**DO THIS:** Reproduce each line of the records below verbatim, in the same order, changing nothing.

* Begin PROVIDED ENTRIES *

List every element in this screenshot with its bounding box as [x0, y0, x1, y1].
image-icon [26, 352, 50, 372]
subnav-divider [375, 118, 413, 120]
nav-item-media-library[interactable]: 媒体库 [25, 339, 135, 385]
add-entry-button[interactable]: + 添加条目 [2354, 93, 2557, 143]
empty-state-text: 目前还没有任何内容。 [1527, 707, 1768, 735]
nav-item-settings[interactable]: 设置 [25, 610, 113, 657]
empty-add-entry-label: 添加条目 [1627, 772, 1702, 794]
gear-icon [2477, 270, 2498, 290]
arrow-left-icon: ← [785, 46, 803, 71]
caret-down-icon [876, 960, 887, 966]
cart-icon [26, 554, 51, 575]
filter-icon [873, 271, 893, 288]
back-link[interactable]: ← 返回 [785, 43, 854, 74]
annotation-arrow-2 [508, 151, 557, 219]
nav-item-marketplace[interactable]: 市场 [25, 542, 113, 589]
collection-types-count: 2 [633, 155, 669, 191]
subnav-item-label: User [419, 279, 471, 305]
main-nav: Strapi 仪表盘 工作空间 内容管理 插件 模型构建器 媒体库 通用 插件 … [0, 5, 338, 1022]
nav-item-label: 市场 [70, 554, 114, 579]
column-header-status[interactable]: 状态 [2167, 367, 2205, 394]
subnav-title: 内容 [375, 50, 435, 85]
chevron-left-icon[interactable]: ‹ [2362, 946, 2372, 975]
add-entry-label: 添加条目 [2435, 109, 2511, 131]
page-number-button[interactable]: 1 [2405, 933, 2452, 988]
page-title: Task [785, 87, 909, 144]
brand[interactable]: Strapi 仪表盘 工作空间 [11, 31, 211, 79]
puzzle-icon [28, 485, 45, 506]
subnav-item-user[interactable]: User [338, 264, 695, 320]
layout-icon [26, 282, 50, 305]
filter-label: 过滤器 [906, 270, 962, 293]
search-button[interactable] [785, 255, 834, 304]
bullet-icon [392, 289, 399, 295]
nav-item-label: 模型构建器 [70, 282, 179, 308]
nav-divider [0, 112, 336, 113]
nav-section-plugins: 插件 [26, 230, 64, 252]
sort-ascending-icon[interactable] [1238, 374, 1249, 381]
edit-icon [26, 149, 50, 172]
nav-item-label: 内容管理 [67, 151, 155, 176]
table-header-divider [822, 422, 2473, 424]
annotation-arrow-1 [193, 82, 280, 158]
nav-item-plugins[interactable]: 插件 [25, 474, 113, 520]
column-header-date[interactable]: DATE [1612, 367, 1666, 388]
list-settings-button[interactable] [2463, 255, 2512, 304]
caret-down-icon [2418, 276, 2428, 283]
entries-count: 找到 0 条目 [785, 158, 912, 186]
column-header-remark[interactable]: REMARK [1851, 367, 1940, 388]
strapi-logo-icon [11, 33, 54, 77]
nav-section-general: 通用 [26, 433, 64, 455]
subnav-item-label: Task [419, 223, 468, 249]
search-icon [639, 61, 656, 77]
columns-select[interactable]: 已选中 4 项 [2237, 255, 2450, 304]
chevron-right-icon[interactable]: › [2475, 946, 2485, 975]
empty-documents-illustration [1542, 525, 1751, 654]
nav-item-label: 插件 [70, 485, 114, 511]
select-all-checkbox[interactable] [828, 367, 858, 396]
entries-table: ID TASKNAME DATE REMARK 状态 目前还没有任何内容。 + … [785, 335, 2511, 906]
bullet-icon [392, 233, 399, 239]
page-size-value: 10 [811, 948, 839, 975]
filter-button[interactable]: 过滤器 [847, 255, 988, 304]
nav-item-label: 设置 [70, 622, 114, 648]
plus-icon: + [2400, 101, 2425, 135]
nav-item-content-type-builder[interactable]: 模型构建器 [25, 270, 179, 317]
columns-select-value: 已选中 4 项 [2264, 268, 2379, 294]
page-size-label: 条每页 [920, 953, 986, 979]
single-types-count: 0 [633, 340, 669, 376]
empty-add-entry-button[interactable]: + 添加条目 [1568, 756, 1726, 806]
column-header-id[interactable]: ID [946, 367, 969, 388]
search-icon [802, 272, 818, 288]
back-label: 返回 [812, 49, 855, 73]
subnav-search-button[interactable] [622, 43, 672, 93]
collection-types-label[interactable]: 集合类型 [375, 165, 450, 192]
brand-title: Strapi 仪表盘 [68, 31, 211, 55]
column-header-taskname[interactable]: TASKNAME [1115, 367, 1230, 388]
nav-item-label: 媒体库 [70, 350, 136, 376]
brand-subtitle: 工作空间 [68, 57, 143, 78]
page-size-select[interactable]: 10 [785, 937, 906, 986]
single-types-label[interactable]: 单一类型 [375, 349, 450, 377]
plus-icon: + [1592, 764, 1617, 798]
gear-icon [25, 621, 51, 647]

* End PROVIDED ENTRIES *

**CORRECT RESPONSE:**
List every element in this screenshot with its bounding box as [x0, y0, x1, y1].
image-icon [26, 352, 50, 372]
subnav-divider [375, 118, 413, 120]
nav-item-media-library[interactable]: 媒体库 [25, 339, 135, 385]
add-entry-button[interactable]: + 添加条目 [2354, 93, 2557, 143]
empty-state-text: 目前还没有任何内容。 [1527, 707, 1768, 735]
nav-item-settings[interactable]: 设置 [25, 610, 113, 657]
empty-add-entry-label: 添加条目 [1627, 772, 1702, 794]
gear-icon [2477, 270, 2498, 290]
arrow-left-icon: ← [785, 46, 803, 71]
caret-down-icon [876, 960, 887, 966]
cart-icon [26, 554, 51, 575]
filter-icon [873, 271, 893, 288]
back-link[interactable]: ← 返回 [785, 43, 854, 74]
annotation-arrow-2 [508, 151, 557, 219]
nav-item-marketplace[interactable]: 市场 [25, 542, 113, 589]
collection-types-count: 2 [633, 155, 669, 191]
subnav-item-label: User [419, 279, 471, 305]
main-nav: Strapi 仪表盘 工作空间 内容管理 插件 模型构建器 媒体库 通用 插件 … [0, 5, 338, 1022]
nav-item-label: 市场 [70, 554, 114, 579]
column-header-status[interactable]: 状态 [2167, 367, 2205, 394]
subnav-title: 内容 [375, 50, 435, 85]
chevron-left-icon[interactable]: ‹ [2362, 946, 2372, 975]
add-entry-label: 添加条目 [2435, 109, 2511, 131]
page-number-button[interactable]: 1 [2405, 933, 2452, 988]
page-title: Task [785, 87, 909, 144]
brand[interactable]: Strapi 仪表盘 工作空间 [11, 31, 211, 79]
puzzle-icon [28, 485, 45, 506]
subnav-item-user[interactable]: User [338, 264, 695, 320]
layout-icon [26, 282, 50, 305]
filter-label: 过滤器 [906, 270, 962, 293]
search-button[interactable] [785, 255, 834, 304]
bullet-icon [392, 289, 399, 295]
nav-item-label: 模型构建器 [70, 282, 179, 308]
nav-divider [0, 112, 336, 113]
nav-section-plugins: 插件 [26, 230, 64, 252]
sort-ascending-icon[interactable] [1238, 374, 1249, 381]
edit-icon [26, 149, 50, 172]
nav-item-label: 内容管理 [67, 151, 155, 176]
table-header-divider [822, 422, 2473, 424]
annotation-arrow-1 [193, 82, 280, 158]
nav-item-plugins[interactable]: 插件 [25, 474, 113, 520]
column-header-date[interactable]: DATE [1612, 367, 1666, 388]
list-settings-button[interactable] [2463, 255, 2512, 304]
caret-down-icon [2418, 276, 2428, 283]
entries-count: 找到 0 条目 [785, 158, 912, 186]
column-header-remark[interactable]: REMARK [1851, 367, 1940, 388]
strapi-logo-icon [11, 33, 54, 77]
nav-section-general: 通用 [26, 433, 64, 455]
subnav-item-label: Task [419, 223, 468, 249]
search-icon [639, 61, 656, 77]
columns-select[interactable]: 已选中 4 项 [2237, 255, 2450, 304]
chevron-right-icon[interactable]: › [2475, 946, 2485, 975]
empty-documents-illustration [1542, 525, 1751, 654]
nav-item-label: 插件 [70, 485, 114, 511]
select-all-checkbox[interactable] [828, 367, 858, 396]
entries-table: ID TASKNAME DATE REMARK 状态 目前还没有任何内容。 + … [785, 335, 2511, 906]
bullet-icon [392, 233, 399, 239]
page-size-value: 10 [811, 948, 839, 975]
filter-button[interactable]: 过滤器 [847, 255, 988, 304]
nav-item-label: 设置 [70, 622, 114, 648]
plus-icon: + [2400, 101, 2425, 135]
nav-item-content-type-builder[interactable]: 模型构建器 [25, 270, 179, 317]
columns-select-value: 已选中 4 项 [2264, 268, 2379, 294]
page-size-label: 条每页 [920, 953, 986, 979]
single-types-count: 0 [633, 340, 669, 376]
empty-add-entry-button[interactable]: + 添加条目 [1568, 756, 1726, 806]
column-header-id[interactable]: ID [946, 367, 969, 388]
search-icon [802, 272, 818, 288]
back-label: 返回 [812, 49, 855, 73]
subnav-search-button[interactable] [622, 43, 672, 93]
collection-types-label[interactable]: 集合类型 [375, 165, 450, 192]
brand-title: Strapi 仪表盘 [68, 31, 211, 55]
column-header-taskname[interactable]: TASKNAME [1115, 367, 1230, 388]
nav-item-label: 媒体库 [70, 350, 136, 376]
brand-subtitle: 工作空间 [68, 57, 143, 78]
page-size-select[interactable]: 10 [785, 937, 906, 986]
single-types-label[interactable]: 单一类型 [375, 349, 450, 377]
plus-icon: + [1592, 764, 1617, 798]
gear-icon [25, 621, 51, 647]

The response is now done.